── INPUT DATA
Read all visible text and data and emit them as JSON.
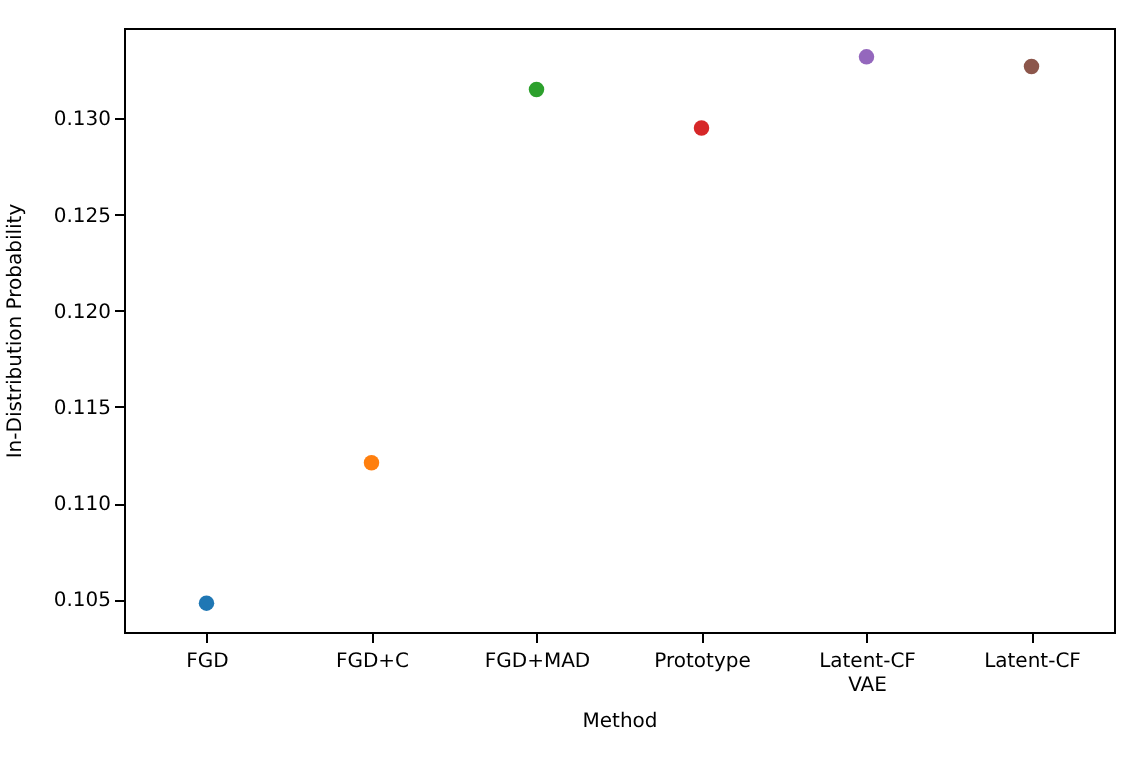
{
  "chart_data": {
    "type": "scatter",
    "xlabel": "Method",
    "ylabel": "In-Distribution Probability",
    "categories": [
      "FGD",
      "FGD+C",
      "FGD+MAD",
      "Prototype",
      "Latent-CF\nVAE",
      "Latent-CF"
    ],
    "values": [
      0.1048,
      0.1121,
      0.1315,
      0.1295,
      0.1332,
      0.1327
    ],
    "colors": [
      "#1f77b4",
      "#ff7f0e",
      "#2ca02c",
      "#d62728",
      "#9467bd",
      "#8c564b"
    ],
    "ylim": [
      0.1033,
      0.1347
    ],
    "yticks": [
      0.105,
      {
        "value": 0.11,
        "label": "0.110"
      },
      0.115,
      {
        "value": 0.12,
        "label": "0.120"
      },
      0.125,
      {
        "value": 0.13,
        "label": "0.130"
      }
    ],
    "marker": "circle",
    "grid": false
  }
}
────
WRITTEN INSTRUCTION
Retype each record exactly as it stands, but do not include the pictures.

RESULT FOR THIS TASK
Read all visible text and data and emit them as JSON.
{
  "chart_data": {
    "type": "scatter",
    "xlabel": "Method",
    "ylabel": "In-Distribution Probability",
    "categories": [
      "FGD",
      "FGD+C",
      "FGD+MAD",
      "Prototype",
      "Latent-CF\nVAE",
      "Latent-CF"
    ],
    "values": [
      0.1048,
      0.1121,
      0.1315,
      0.1295,
      0.1332,
      0.1327
    ],
    "colors": [
      "#1f77b4",
      "#ff7f0e",
      "#2ca02c",
      "#d62728",
      "#9467bd",
      "#8c564b"
    ],
    "ylim": [
      0.1033,
      0.1347
    ],
    "yticks": [
      0.105,
      {
        "value": 0.11,
        "label": "0.110"
      },
      0.115,
      {
        "value": 0.12,
        "label": "0.120"
      },
      0.125,
      {
        "value": 0.13,
        "label": "0.130"
      }
    ],
    "marker": "circle",
    "grid": false
  }
}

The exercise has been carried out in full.